## Records supplied
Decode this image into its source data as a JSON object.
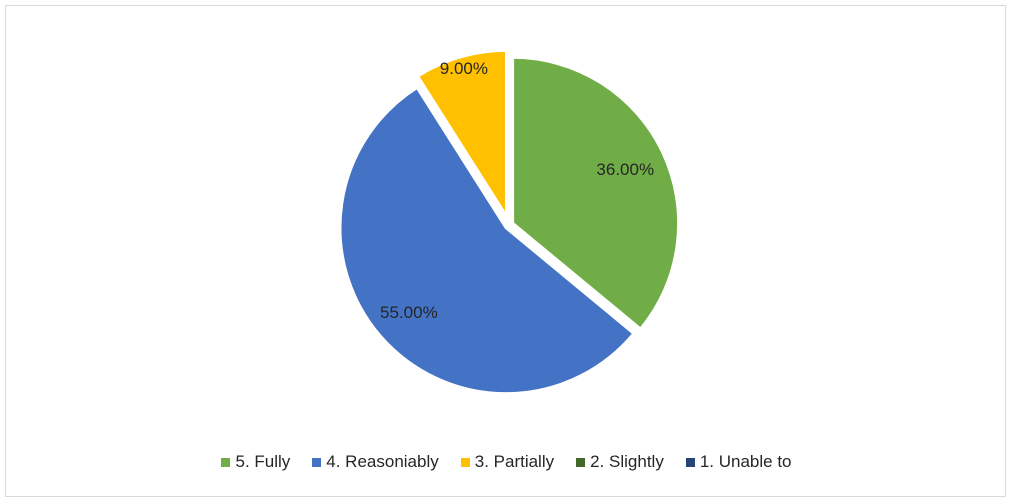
{
  "chart_data": {
    "type": "pie",
    "title": "",
    "legend_position": "bottom",
    "slices": [
      {
        "label": "5. Fully",
        "value": 36.0,
        "display": "36.00%",
        "color": "#70ad47"
      },
      {
        "label": "4. Reasoniably",
        "value": 55.0,
        "display": "55.00%",
        "color": "#4472c4"
      },
      {
        "label": "3. Partially",
        "value": 9.0,
        "display": "9.00%",
        "color": "#ffc000"
      },
      {
        "label": "2. Slightly",
        "value": 0.0,
        "display": "",
        "color": "#43682b"
      },
      {
        "label": "1. Unable to",
        "value": 0.0,
        "display": "",
        "color": "#264478"
      }
    ]
  }
}
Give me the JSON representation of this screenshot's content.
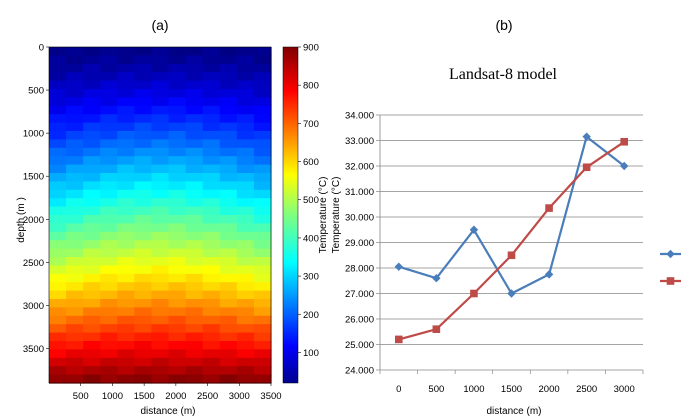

## Task requirements
Drop the images and quote the entries word for word.

## Response below
Decode this image into its source data as a JSON object.
{
  "chart_data": {
    "type": "pie",
    "title": "",
    "legend_position": "bottom",
    "slices": [
      {
        "label": "5. Fully",
        "value": 36.0,
        "display": "36.00%",
        "color": "#70ad47"
      },
      {
        "label": "4. Reasoniably",
        "value": 55.0,
        "display": "55.00%",
        "color": "#4472c4"
      },
      {
        "label": "3. Partially",
        "value": 9.0,
        "display": "9.00%",
        "color": "#ffc000"
      },
      {
        "label": "2. Slightly",
        "value": 0.0,
        "display": "",
        "color": "#43682b"
      },
      {
        "label": "1. Unable to",
        "value": 0.0,
        "display": "",
        "color": "#264478"
      }
    ]
  }
}
Give me the JSON representation of this screenshot's content.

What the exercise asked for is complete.